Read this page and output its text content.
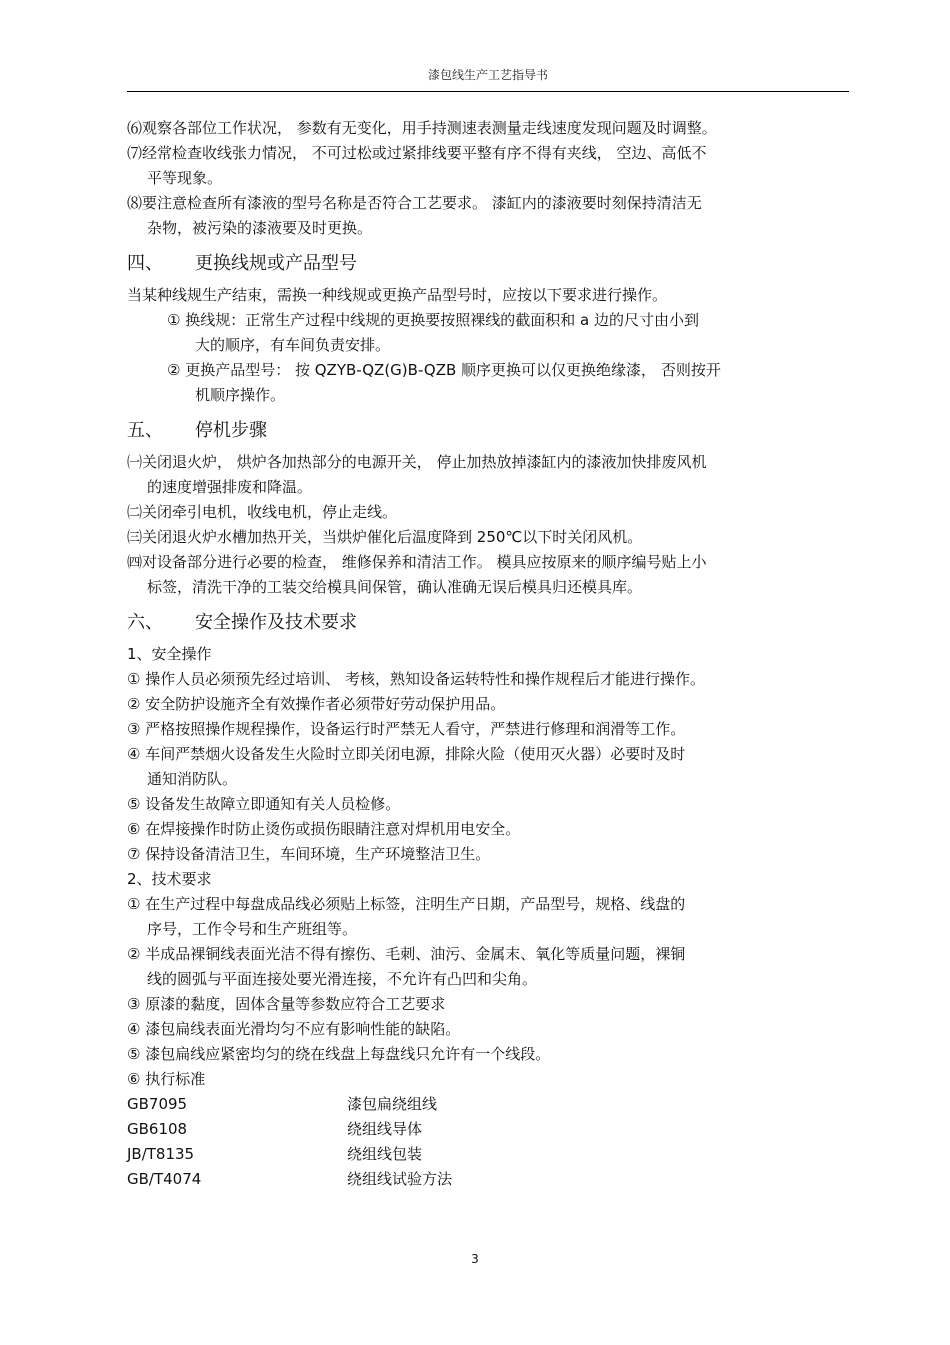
漆包线生产工艺指导书
⑹观察各部位工作状况， 参数有无变化，用手持测速表测量走线速度发现问题及时调整。
⑺经常检查收线张力情况， 不可过松或过紧排线要平整有序不得有夹线， 空边、高低不
平等现象。
⑻要注意检查所有漆液的型号名称是否符合工艺要求。 漆缸内的漆液要时刻保持清洁无
杂物，被污染的漆液要及时更换。
四、 更换线规或产品型号
当某种线规生产结束，需换一种线规或更换产品型号时，应按以下要求进行操作。
① 换线规：正常生产过程中线规的更换要按照裸线的截面积和 a 边的尺寸由小到
大的顺序，有车间负责安排。
② 更换产品型号： 按 QZYB-QZ(G)B-QZB 顺序更换可以仅更换绝缘漆， 否则按开
机顺序操作。
五、 停机步骤
㈠关闭退火炉， 烘炉各加热部分的电源开关， 停止加热放掉漆缸内的漆液加快排废风机
的速度增强排废和降温。
㈡关闭牵引电机，收线电机，停止走线。
㈢关闭退火炉水槽加热开关，当烘炉催化后温度降到 250℃以下时关闭风机。
㈣对设备部分进行必要的检查， 维修保养和清洁工作。 模具应按原来的顺序编号贴上小
标签，清洗干净的工装交给模具间保管，确认准确无误后模具归还模具库。
六、 安全操作及技术要求
1、安全操作
① 操作人员必须预先经过培训、 考核，熟知设备运转特性和操作规程后才能进行操作。
② 安全防护设施齐全有效操作者必须带好劳动保护用品。
③ 严格按照操作规程操作，设备运行时严禁无人看守，严禁进行修理和润滑等工作。
④ 车间严禁烟火设备发生火险时立即关闭电源，排除火险（使用灭火器）必要时及时
通知消防队。
⑤ 设备发生故障立即通知有关人员检修。
⑥ 在焊接操作时防止烫伤或损伤眼睛注意对焊机用电安全。
⑦ 保持设备清洁卫生，车间环境，生产环境整洁卫生。
2、技术要求
① 在生产过程中每盘成品线必须贴上标签，注明生产日期，产品型号，规格、线盘的
序号，工作令号和生产班组等。
② 半成品裸铜线表面光洁不得有擦伤、毛刺、油污、金属末、氧化等质量问题，裸铜
线的圆弧与平面连接处要光滑连接，不允许有凸凹和尖角。
③ 原漆的黏度，固体含量等参数应符合工艺要求
④ 漆包扁线表面光滑均匀不应有影响性能的缺陷。
⑤ 漆包扁线应紧密均匀的绕在线盘上每盘线只允许有一个线段。
⑥ 执行标准
GB7095	漆包扁绕组线
GB6108	绕组线导体
JB/T8135	绕组线包装
GB/T4074	绕组线试验方法
3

* * *

### WORK TO DO
Give every record back exactly as it reads, with no images.

### OUTPUT
Read this page and output its text content.
漆包线生产工艺指导书
⑹观察各部位工作状况， 参数有无变化，用手持测速表测量走线速度发现问题及时调整。
⑺经常检查收线张力情况， 不可过松或过紧排线要平整有序不得有夹线， 空边、高低不
平等现象。
⑻要注意检查所有漆液的型号名称是否符合工艺要求。 漆缸内的漆液要时刻保持清洁无
杂物，被污染的漆液要及时更换。
四、 更换线规或产品型号
当某种线规生产结束，需换一种线规或更换产品型号时，应按以下要求进行操作。
① 换线规：正常生产过程中线规的更换要按照裸线的截面积和 a 边的尺寸由小到
大的顺序，有车间负责安排。
② 更换产品型号： 按 QZYB-QZ(G)B-QZB 顺序更换可以仅更换绝缘漆， 否则按开
机顺序操作。
五、 停机步骤
㈠关闭退火炉， 烘炉各加热部分的电源开关， 停止加热放掉漆缸内的漆液加快排废风机
的速度增强排废和降温。
㈡关闭牵引电机，收线电机，停止走线。
㈢关闭退火炉水槽加热开关，当烘炉催化后温度降到 250℃以下时关闭风机。
㈣对设备部分进行必要的检查， 维修保养和清洁工作。 模具应按原来的顺序编号贴上小
标签，清洗干净的工装交给模具间保管，确认准确无误后模具归还模具库。
六、 安全操作及技术要求
1、安全操作
① 操作人员必须预先经过培训、 考核，熟知设备运转特性和操作规程后才能进行操作。
② 安全防护设施齐全有效操作者必须带好劳动保护用品。
③ 严格按照操作规程操作，设备运行时严禁无人看守，严禁进行修理和润滑等工作。
④ 车间严禁烟火设备发生火险时立即关闭电源，排除火险（使用灭火器）必要时及时
通知消防队。
⑤ 设备发生故障立即通知有关人员检修。
⑥ 在焊接操作时防止烫伤或损伤眼睛注意对焊机用电安全。
⑦ 保持设备清洁卫生，车间环境，生产环境整洁卫生。
2、技术要求
① 在生产过程中每盘成品线必须贴上标签，注明生产日期，产品型号，规格、线盘的
序号，工作令号和生产班组等。
② 半成品裸铜线表面光洁不得有擦伤、毛刺、油污、金属末、氧化等质量问题，裸铜
线的圆弧与平面连接处要光滑连接，不允许有凸凹和尖角。
③ 原漆的黏度，固体含量等参数应符合工艺要求
④ 漆包扁线表面光滑均匀不应有影响性能的缺陷。
⑤ 漆包扁线应紧密均匀的绕在线盘上每盘线只允许有一个线段。
⑥ 执行标准
GB7095	漆包扁绕组线
GB6108	绕组线导体
JB/T8135	绕组线包装
GB/T4074	绕组线试验方法
3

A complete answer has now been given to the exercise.